| The problem |
Copy out all the lines where "Product" shows up.
BEGIN Input
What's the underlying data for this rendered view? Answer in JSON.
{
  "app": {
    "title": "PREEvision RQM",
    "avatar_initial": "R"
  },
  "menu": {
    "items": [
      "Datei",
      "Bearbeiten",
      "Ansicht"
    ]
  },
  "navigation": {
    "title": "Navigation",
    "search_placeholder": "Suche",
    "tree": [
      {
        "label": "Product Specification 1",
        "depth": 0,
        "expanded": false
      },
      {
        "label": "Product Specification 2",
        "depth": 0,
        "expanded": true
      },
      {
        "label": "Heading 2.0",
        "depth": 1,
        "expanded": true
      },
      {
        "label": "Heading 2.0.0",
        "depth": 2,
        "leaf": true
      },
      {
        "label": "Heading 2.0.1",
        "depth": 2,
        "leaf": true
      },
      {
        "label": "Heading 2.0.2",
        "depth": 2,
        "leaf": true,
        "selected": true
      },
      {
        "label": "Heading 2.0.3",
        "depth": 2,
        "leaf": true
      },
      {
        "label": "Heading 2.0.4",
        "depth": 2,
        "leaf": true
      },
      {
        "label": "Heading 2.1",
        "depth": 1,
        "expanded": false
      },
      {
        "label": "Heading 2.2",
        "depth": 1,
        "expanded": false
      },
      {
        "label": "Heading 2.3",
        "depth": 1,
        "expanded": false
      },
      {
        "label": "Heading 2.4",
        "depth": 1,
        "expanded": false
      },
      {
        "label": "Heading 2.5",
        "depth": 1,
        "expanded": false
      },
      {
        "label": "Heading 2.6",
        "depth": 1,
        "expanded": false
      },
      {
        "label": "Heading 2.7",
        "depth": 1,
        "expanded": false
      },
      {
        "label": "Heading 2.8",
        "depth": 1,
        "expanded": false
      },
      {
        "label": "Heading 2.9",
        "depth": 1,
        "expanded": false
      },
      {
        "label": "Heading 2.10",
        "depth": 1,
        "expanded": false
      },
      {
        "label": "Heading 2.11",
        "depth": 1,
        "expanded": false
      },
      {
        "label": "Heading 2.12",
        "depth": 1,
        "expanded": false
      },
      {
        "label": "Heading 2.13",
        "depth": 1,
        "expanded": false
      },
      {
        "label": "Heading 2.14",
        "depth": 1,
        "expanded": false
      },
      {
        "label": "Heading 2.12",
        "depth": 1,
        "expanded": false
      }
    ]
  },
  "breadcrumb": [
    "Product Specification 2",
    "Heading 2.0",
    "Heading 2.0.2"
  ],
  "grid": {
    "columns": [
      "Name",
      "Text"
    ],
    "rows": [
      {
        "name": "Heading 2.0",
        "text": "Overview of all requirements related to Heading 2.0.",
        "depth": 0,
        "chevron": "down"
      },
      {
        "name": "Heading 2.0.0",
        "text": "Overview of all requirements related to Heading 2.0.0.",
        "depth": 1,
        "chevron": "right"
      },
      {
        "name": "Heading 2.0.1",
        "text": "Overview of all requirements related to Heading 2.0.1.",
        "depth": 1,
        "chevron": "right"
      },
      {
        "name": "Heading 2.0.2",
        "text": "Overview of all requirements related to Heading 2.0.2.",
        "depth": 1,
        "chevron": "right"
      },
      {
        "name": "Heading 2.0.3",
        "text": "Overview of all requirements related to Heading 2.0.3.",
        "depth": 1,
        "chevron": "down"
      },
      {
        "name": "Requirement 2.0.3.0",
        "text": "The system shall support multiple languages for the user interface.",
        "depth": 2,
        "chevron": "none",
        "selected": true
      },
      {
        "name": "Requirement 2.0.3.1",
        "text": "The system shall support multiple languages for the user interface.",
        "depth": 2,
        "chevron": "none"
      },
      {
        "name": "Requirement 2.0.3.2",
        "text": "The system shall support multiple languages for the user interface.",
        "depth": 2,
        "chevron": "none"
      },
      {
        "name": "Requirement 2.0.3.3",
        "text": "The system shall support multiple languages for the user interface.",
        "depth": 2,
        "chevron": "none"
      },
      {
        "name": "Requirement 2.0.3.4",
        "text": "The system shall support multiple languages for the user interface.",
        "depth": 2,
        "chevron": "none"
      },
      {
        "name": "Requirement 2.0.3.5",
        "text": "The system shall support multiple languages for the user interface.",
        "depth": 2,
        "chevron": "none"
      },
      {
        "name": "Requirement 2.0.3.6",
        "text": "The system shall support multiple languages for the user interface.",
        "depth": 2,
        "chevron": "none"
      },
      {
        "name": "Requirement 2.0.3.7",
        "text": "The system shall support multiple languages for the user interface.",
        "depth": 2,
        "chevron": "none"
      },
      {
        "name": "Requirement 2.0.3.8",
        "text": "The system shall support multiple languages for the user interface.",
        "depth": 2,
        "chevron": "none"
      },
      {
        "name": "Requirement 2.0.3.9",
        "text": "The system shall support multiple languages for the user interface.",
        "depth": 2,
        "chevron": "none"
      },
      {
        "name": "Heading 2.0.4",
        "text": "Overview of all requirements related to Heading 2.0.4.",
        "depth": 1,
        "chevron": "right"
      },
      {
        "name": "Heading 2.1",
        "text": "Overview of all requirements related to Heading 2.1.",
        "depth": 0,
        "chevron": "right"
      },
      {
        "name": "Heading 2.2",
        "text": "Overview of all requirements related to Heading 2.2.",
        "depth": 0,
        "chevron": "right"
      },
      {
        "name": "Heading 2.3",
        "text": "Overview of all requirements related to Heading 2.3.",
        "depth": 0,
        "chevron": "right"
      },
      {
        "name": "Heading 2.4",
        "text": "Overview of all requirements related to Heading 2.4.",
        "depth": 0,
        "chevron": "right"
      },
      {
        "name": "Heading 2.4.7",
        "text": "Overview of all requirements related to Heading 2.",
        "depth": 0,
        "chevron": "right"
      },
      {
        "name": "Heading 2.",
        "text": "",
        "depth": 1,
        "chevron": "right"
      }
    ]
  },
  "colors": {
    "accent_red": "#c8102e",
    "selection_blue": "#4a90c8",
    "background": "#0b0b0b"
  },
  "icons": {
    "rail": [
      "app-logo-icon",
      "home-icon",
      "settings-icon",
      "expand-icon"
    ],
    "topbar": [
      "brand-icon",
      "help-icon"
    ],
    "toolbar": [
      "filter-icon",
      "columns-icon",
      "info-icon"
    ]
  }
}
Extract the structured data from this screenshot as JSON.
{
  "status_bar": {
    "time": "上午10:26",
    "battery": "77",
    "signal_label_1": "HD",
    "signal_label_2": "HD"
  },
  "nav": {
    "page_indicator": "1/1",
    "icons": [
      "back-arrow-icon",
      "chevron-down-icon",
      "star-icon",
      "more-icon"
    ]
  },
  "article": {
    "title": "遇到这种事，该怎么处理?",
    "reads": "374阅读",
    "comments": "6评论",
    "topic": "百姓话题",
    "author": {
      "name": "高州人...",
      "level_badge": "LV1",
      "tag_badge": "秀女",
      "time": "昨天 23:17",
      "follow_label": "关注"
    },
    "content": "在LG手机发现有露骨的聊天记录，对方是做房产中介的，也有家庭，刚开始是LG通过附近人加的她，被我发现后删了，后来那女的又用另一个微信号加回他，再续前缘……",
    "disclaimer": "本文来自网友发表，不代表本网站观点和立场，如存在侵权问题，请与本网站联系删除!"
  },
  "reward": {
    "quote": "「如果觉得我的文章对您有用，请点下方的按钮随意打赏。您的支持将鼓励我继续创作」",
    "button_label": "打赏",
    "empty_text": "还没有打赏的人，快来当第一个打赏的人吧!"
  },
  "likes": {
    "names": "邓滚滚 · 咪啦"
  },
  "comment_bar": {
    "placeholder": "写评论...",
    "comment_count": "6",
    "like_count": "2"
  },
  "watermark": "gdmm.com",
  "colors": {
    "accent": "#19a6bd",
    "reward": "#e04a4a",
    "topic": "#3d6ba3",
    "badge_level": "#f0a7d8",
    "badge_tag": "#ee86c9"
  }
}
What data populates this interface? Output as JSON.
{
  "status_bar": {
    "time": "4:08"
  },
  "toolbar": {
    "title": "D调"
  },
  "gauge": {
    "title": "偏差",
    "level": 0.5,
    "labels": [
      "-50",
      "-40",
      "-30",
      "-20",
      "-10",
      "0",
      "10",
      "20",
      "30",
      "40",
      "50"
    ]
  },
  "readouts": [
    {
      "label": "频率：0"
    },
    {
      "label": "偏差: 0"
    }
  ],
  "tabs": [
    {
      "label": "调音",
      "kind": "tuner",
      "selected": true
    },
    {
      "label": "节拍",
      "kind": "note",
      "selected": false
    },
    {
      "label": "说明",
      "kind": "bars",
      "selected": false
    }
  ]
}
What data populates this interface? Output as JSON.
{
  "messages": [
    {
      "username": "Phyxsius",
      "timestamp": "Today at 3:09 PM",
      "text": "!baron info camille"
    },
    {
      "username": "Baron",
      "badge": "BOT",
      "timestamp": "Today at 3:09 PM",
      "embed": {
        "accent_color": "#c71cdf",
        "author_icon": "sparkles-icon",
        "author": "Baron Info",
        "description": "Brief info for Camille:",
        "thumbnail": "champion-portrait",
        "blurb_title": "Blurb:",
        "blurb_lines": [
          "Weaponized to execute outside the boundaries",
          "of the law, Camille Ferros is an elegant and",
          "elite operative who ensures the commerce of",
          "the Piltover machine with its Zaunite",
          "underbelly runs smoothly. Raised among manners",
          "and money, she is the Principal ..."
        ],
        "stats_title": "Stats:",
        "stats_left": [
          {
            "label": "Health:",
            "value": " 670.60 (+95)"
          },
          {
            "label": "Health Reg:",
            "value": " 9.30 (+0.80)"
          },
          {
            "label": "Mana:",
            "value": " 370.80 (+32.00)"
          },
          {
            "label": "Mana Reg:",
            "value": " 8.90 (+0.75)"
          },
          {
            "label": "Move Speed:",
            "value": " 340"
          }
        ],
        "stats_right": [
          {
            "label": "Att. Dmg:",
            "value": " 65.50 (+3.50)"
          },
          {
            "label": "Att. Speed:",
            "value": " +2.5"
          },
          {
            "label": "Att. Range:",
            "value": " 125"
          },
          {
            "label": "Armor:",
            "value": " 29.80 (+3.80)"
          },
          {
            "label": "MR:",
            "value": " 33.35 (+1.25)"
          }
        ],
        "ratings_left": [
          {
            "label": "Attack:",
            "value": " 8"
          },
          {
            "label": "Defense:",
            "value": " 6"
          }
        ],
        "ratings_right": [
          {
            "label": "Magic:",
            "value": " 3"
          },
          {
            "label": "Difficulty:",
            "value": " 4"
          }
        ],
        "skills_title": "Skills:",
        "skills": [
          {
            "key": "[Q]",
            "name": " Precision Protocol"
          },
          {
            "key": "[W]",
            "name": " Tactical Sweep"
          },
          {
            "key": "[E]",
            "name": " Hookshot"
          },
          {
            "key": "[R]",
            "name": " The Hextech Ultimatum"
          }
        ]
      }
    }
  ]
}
END Input
| Final result |
        "label": "Product Specification 1",
        "label": "Product Specification 2",
    "Product Specification 2",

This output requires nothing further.